AVAILABLE DATA
━━━━━━━━━━━━━━━━

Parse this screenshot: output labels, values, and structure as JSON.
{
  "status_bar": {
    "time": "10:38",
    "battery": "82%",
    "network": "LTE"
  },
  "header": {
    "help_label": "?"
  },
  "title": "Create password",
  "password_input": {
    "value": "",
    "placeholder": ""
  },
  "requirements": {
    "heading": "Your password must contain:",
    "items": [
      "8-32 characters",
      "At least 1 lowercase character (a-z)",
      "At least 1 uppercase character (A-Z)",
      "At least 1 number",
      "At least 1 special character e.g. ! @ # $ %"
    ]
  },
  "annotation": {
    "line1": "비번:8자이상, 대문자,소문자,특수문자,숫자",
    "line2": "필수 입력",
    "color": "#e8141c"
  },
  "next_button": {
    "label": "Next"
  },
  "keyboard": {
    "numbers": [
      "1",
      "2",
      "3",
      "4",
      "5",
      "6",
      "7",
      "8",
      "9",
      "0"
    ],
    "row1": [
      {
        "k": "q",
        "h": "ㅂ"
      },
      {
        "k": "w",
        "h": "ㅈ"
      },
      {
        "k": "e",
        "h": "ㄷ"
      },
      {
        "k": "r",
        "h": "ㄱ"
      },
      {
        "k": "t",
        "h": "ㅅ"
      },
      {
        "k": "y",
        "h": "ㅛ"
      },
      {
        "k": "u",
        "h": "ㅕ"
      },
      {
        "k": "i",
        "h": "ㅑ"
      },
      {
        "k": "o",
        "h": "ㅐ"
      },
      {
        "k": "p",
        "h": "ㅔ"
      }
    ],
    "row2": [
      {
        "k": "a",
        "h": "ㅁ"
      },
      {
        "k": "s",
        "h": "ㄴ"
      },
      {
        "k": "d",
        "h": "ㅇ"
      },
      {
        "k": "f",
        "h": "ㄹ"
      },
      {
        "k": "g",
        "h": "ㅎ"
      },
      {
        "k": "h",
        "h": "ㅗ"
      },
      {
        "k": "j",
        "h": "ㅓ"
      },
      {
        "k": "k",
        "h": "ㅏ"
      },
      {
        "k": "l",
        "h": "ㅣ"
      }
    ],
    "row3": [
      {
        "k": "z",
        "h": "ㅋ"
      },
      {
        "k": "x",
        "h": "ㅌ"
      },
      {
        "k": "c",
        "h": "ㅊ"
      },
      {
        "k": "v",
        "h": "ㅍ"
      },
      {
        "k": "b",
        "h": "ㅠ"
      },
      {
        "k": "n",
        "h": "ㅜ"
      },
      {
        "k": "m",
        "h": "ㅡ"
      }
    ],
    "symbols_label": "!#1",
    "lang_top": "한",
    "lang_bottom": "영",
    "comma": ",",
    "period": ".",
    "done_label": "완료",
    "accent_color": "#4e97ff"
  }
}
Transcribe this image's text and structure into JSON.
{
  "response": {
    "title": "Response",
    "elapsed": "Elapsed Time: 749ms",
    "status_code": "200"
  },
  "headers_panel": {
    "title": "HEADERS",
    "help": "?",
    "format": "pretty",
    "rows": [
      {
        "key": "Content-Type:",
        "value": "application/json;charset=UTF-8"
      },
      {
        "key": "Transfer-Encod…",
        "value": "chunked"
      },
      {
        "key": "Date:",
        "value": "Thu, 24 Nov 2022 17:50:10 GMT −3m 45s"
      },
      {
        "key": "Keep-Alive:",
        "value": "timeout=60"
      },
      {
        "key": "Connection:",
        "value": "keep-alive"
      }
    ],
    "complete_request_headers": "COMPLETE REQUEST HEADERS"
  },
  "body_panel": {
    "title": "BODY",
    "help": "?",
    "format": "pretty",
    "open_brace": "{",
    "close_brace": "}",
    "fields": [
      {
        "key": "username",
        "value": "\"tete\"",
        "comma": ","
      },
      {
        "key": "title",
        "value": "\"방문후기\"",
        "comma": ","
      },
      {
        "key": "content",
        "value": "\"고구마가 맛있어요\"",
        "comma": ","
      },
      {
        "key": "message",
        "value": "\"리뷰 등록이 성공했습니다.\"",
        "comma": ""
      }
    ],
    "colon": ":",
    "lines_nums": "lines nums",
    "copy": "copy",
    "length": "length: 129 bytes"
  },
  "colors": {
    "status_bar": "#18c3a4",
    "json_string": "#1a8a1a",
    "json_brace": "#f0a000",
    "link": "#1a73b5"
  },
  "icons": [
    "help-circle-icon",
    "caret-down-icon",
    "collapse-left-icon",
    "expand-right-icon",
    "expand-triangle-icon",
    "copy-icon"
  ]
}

━━━━━━━━━━━━━━━━

WHAT IS BEING ASKED
Exact output of every entry is required.

SOLVED PROBLEM
Parse this screenshot: output labels, values, and structure as JSON.
{
  "status_bar": {
    "time": "10:38",
    "battery": "82%",
    "network": "LTE"
  },
  "header": {
    "help_label": "?"
  },
  "title": "Create password",
  "password_input": {
    "value": "",
    "placeholder": ""
  },
  "requirements": {
    "heading": "Your password must contain:",
    "items": [
      "8-32 characters",
      "At least 1 lowercase character (a-z)",
      "At least 1 uppercase character (A-Z)",
      "At least 1 number",
      "At least 1 special character e.g. ! @ # $ %"
    ]
  },
  "annotation": {
    "line1": "비번:8자이상, 대문자,소문자,특수문자,숫자",
    "line2": "필수 입력",
    "color": "#e8141c"
  },
  "next_button": {
    "label": "Next"
  },
  "keyboard": {
    "numbers": [
      "1",
      "2",
      "3",
      "4",
      "5",
      "6",
      "7",
      "8",
      "9",
      "0"
    ],
    "row1": [
      {
        "k": "q",
        "h": "ㅂ"
      },
      {
        "k": "w",
        "h": "ㅈ"
      },
      {
        "k": "e",
        "h": "ㄷ"
      },
      {
        "k": "r",
        "h": "ㄱ"
      },
      {
        "k": "t",
        "h": "ㅅ"
      },
      {
        "k": "y",
        "h": "ㅛ"
      },
      {
        "k": "u",
        "h": "ㅕ"
      },
      {
        "k": "i",
        "h": "ㅑ"
      },
      {
        "k": "o",
        "h": "ㅐ"
      },
      {
        "k": "p",
        "h": "ㅔ"
      }
    ],
    "row2": [
      {
        "k": "a",
        "h": "ㅁ"
      },
      {
        "k": "s",
        "h": "ㄴ"
      },
      {
        "k": "d",
        "h": "ㅇ"
      },
      {
        "k": "f",
        "h": "ㄹ"
      },
      {
        "k": "g",
        "h": "ㅎ"
      },
      {
        "k": "h",
        "h": "ㅗ"
      },
      {
        "k": "j",
        "h": "ㅓ"
      },
      {
        "k": "k",
        "h": "ㅏ"
      },
      {
        "k": "l",
        "h": "ㅣ"
      }
    ],
    "row3": [
      {
        "k": "z",
        "h": "ㅋ"
      },
      {
        "k": "x",
        "h": "ㅌ"
      },
      {
        "k": "c",
        "h": "ㅊ"
      },
      {
        "k": "v",
        "h": "ㅍ"
      },
      {
        "k": "b",
        "h": "ㅠ"
      },
      {
        "k": "n",
        "h": "ㅜ"
      },
      {
        "k": "m",
        "h": "ㅡ"
      }
    ],
    "symbols_label": "!#1",
    "lang_top": "한",
    "lang_bottom": "영",
    "comma": ",",
    "period": ".",
    "done_label": "완료",
    "accent_color": "#4e97ff"
  }
}
Transcribe this image's text and structure into JSON.
{
  "response": {
    "title": "Response",
    "elapsed": "Elapsed Time: 749ms",
    "status_code": "200"
  },
  "headers_panel": {
    "title": "HEADERS",
    "help": "?",
    "format": "pretty",
    "rows": [
      {
        "key": "Content-Type:",
        "value": "application/json;charset=UTF-8"
      },
      {
        "key": "Transfer-Encod…",
        "value": "chunked"
      },
      {
        "key": "Date:",
        "value": "Thu, 24 Nov 2022 17:50:10 GMT −3m 45s"
      },
      {
        "key": "Keep-Alive:",
        "value": "timeout=60"
      },
      {
        "key": "Connection:",
        "value": "keep-alive"
      }
    ],
    "complete_request_headers": "COMPLETE REQUEST HEADERS"
  },
  "body_panel": {
    "title": "BODY",
    "help": "?",
    "format": "pretty",
    "open_brace": "{",
    "close_brace": "}",
    "fields": [
      {
        "key": "username",
        "value": "\"tete\"",
        "comma": ","
      },
      {
        "key": "title",
        "value": "\"방문후기\"",
        "comma": ","
      },
      {
        "key": "content",
        "value": "\"고구마가 맛있어요\"",
        "comma": ","
      },
      {
        "key": "message",
        "value": "\"리뷰 등록이 성공했습니다.\"",
        "comma": ""
      }
    ],
    "colon": ":",
    "lines_nums": "lines nums",
    "copy": "copy",
    "length": "length: 129 bytes"
  },
  "colors": {
    "status_bar": "#18c3a4",
    "json_string": "#1a8a1a",
    "json_brace": "#f0a000",
    "link": "#1a73b5"
  },
  "icons": [
    "help-circle-icon",
    "caret-down-icon",
    "collapse-left-icon",
    "expand-right-icon",
    "expand-triangle-icon",
    "copy-icon"
  ]
}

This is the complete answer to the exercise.